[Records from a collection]
-*-

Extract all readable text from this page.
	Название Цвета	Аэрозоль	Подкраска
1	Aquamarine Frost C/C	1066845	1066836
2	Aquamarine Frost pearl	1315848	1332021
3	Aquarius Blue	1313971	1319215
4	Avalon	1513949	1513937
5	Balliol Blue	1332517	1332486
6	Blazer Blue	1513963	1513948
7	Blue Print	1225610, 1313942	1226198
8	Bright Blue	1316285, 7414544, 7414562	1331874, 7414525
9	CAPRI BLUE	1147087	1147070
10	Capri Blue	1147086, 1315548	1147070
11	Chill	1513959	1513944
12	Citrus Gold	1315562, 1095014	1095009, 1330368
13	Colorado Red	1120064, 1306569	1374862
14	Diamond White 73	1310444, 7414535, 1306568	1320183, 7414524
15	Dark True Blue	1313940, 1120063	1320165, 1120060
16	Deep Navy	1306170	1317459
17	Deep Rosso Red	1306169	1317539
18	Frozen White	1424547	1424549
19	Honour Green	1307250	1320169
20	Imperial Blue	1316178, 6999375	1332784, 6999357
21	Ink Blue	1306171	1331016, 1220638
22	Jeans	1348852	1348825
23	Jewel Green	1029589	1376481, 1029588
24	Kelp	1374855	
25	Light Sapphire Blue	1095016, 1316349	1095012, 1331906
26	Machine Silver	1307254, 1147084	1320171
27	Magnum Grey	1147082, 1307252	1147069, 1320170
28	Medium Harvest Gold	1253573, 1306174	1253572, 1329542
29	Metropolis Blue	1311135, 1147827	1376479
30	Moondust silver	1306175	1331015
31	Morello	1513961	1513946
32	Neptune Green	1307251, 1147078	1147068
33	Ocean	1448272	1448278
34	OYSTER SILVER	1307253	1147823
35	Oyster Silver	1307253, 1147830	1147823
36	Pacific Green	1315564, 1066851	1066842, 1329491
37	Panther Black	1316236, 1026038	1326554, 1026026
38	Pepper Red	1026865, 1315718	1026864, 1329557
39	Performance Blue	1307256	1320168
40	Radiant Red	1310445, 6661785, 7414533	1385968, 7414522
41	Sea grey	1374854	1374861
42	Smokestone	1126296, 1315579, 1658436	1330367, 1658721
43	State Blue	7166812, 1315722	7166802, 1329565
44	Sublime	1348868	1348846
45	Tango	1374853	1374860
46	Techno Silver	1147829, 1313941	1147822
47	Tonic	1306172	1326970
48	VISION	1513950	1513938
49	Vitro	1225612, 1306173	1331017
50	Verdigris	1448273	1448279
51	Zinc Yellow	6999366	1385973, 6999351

-*-

Each line above is to be repeated exactly.

**Answer for the task**
Extract all readable text from this page.
	Название Цвета	Аэрозоль	Подкраска
1	Aquamarine Frost C/C	1066845	1066836
2	Aquamarine Frost pearl	1315848	1332021
3	Aquarius Blue	1313971	1319215
4	Avalon	1513949	1513937
5	Balliol Blue	1332517	1332486
6	Blazer Blue	1513963	1513948
7	Blue Print	1225610, 1313942	1226198
8	Bright Blue	1316285, 7414544, 7414562	1331874, 7414525
9	CAPRI BLUE	1147087	1147070
10	Capri Blue	1147086, 1315548	1147070
11	Chill	1513959	1513944
12	Citrus Gold	1315562, 1095014	1095009, 1330368
13	Colorado Red	1120064, 1306569	1374862
14	Diamond White 73	1310444, 7414535, 1306568	1320183, 7414524
15	Dark True Blue	1313940, 1120063	1320165, 1120060
16	Deep Navy	1306170	1317459
17	Deep Rosso Red	1306169	1317539
18	Frozen White	1424547	1424549
19	Honour Green	1307250	1320169
20	Imperial Blue	1316178, 6999375	1332784, 6999357
21	Ink Blue	1306171	1331016, 1220638
22	Jeans	1348852	1348825
23	Jewel Green	1029589	1376481, 1029588
24	Kelp	1374855	
25	Light Sapphire Blue	1095016, 1316349	1095012, 1331906
26	Machine Silver	1307254, 1147084	1320171
27	Magnum Grey	1147082, 1307252	1147069, 1320170
28	Medium Harvest Gold	1253573, 1306174	1253572, 1329542
29	Metropolis Blue	1311135, 1147827	1376479
30	Moondust silver	1306175	1331015
31	Morello	1513961	1513946
32	Neptune Green	1307251, 1147078	1147068
33	Ocean	1448272	1448278
34	OYSTER SILVER	1307253	1147823
35	Oyster Silver	1307253, 1147830	1147823
36	Pacific Green	1315564, 1066851	1066842, 1329491
37	Panther Black	1316236, 1026038	1326554, 1026026
38	Pepper Red	1026865, 1315718	1026864, 1329557
39	Performance Blue	1307256	1320168
40	Radiant Red	1310445, 6661785, 7414533	1385968, 7414522
41	Sea grey	1374854	1374861
42	Smokestone	1126296, 1315579, 1658436	1330367, 1658721
43	State Blue	7166812, 1315722	7166802, 1329565
44	Sublime	1348868	1348846
45	Tango	1374853	1374860
46	Techno Silver	1147829, 1313941	1147822
47	Tonic	1306172	1326970
48	VISION	1513950	1513938
49	Vitro	1225612, 1306173	1331017
50	Verdigris	1448273	1448279
51	Zinc Yellow	6999366	1385973, 6999351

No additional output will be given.